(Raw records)
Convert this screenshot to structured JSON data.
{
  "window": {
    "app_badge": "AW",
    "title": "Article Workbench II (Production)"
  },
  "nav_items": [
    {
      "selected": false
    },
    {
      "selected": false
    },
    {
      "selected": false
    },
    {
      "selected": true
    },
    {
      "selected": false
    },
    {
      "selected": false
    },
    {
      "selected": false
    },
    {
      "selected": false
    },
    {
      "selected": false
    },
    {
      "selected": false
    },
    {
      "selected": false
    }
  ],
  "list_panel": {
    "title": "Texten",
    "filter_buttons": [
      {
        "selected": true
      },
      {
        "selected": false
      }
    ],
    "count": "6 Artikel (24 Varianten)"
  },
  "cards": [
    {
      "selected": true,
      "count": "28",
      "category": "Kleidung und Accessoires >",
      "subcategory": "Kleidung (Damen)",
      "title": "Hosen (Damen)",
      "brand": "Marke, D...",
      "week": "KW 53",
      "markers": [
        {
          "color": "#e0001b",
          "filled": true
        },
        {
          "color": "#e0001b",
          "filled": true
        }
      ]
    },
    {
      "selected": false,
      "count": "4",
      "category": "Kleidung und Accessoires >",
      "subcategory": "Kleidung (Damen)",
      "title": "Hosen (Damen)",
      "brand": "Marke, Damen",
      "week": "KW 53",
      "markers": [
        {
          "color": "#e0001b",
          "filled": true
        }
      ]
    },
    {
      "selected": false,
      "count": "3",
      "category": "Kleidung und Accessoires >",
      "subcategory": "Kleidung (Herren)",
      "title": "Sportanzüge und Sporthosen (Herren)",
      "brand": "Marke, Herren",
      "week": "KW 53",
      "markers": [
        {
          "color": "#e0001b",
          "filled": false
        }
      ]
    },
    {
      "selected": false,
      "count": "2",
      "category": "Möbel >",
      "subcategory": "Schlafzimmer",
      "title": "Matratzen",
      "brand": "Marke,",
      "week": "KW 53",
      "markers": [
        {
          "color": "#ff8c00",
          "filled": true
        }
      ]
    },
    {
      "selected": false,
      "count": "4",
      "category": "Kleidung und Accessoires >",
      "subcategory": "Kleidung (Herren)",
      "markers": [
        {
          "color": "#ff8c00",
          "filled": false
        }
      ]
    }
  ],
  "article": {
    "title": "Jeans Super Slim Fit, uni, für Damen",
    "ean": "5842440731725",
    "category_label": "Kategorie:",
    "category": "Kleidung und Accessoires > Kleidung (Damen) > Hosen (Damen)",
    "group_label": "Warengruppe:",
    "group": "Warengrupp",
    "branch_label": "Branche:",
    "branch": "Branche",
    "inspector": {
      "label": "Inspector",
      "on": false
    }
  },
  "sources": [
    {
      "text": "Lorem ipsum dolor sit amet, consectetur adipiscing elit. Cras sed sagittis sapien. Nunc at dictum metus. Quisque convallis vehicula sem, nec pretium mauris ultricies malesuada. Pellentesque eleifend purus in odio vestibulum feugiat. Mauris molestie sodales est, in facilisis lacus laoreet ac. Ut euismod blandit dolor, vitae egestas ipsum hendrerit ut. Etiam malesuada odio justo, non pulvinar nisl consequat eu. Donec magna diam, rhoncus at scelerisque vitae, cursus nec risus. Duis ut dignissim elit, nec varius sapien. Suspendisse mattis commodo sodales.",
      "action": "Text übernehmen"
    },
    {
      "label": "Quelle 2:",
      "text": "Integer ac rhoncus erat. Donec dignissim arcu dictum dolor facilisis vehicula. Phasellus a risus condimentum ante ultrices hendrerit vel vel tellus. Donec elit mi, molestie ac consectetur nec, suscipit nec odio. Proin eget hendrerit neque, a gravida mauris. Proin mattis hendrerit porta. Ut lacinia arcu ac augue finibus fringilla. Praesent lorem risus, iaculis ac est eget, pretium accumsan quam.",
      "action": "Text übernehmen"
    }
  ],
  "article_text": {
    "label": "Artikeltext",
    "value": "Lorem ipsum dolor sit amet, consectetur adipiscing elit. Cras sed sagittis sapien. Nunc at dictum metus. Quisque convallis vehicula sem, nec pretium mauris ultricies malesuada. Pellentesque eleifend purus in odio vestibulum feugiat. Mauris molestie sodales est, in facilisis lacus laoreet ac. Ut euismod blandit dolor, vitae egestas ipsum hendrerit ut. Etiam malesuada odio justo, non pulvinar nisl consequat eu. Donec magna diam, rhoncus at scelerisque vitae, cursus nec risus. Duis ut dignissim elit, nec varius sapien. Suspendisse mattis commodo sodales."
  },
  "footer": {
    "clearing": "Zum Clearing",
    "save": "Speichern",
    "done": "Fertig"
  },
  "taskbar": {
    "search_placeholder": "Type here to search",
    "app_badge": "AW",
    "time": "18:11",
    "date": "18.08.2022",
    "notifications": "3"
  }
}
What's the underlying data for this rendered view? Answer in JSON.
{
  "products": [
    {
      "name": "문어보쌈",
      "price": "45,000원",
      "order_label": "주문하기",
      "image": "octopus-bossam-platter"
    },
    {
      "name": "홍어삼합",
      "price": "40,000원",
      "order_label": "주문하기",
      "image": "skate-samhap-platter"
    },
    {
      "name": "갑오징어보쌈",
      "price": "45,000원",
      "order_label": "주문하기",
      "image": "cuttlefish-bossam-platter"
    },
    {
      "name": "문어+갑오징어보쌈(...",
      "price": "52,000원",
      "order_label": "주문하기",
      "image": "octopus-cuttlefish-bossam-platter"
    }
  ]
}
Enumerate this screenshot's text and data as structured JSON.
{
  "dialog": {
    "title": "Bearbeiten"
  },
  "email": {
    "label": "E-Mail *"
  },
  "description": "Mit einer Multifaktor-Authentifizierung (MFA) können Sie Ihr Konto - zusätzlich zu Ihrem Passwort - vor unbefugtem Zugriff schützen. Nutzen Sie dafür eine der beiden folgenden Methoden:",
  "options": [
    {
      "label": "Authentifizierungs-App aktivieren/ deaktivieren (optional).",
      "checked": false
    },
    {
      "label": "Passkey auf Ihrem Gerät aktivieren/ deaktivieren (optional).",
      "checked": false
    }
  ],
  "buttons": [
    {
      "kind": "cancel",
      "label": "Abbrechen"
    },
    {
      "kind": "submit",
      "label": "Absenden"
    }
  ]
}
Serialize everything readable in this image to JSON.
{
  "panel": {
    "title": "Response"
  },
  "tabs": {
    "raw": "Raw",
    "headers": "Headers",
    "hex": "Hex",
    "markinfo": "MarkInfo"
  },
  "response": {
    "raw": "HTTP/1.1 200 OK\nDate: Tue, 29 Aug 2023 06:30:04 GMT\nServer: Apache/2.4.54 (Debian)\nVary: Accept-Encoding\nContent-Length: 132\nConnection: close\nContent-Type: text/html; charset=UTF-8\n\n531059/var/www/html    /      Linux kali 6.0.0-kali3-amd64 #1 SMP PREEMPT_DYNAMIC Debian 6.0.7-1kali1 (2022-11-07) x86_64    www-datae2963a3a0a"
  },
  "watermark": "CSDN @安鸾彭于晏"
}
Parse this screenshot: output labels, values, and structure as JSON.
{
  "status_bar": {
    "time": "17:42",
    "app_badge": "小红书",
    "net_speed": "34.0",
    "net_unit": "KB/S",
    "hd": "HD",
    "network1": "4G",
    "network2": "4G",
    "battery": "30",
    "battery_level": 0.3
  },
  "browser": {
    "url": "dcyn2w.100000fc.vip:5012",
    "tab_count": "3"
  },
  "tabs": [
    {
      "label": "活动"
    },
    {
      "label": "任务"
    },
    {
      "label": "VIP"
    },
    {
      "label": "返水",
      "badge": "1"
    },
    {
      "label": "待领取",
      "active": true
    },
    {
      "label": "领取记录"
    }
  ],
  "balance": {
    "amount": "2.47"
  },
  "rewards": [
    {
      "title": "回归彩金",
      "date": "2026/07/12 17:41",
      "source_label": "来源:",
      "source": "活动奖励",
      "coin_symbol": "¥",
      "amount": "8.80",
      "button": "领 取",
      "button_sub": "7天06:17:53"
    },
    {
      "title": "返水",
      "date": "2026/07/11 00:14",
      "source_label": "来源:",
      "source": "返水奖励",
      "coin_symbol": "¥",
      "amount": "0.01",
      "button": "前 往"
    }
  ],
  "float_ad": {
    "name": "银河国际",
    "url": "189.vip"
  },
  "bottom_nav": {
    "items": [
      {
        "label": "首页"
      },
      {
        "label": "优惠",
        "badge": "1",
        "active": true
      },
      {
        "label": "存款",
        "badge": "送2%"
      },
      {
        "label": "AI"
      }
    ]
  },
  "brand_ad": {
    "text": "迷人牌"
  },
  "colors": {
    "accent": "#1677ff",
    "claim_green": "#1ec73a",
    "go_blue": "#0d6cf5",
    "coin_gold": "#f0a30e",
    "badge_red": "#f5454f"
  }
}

| Task details |
Copy out each line of the data containing the string "egestas".

| Answer for the task |
      "text": "Lorem ipsum dolor sit amet, consectetur adipiscing elit. Cras sed sagittis sapien. Nunc at dictum metus. Quisque convallis vehicula sem, nec pretium mauris ultricies malesuada. Pellentesque eleifend purus in odio vestibulum feugiat. Mauris molestie sodales est, in facilisis lacus laoreet ac. Ut euismod blandit dolor, vitae egestas ipsum hendrerit ut. Etiam malesuada odio justo, non pulvinar nisl consequat eu. Donec magna diam, rhoncus at scelerisque vitae, cursus nec risus. Duis ut dignissim elit, nec varius sapien. Suspendisse mattis commodo sodales.",
    "value": "Lorem ipsum dolor sit amet, consectetur adipiscing elit. Cras sed sagittis sapien. Nunc at dictum metus. Quisque convallis vehicula sem, nec pretium mauris ultricies malesuada. Pellentesque eleifend purus in odio vestibulum feugiat. Mauris molestie sodales est, in facilisis lacus laoreet ac. Ut euismod blandit dolor, vitae egestas ipsum hendrerit ut. Etiam malesuada odio justo, non pulvinar nisl consequat eu. Donec magna diam, rhoncus at scelerisque vitae, cursus nec risus. Duis ut dignissim elit, nec varius sapien. Suspendisse mattis commodo sodales."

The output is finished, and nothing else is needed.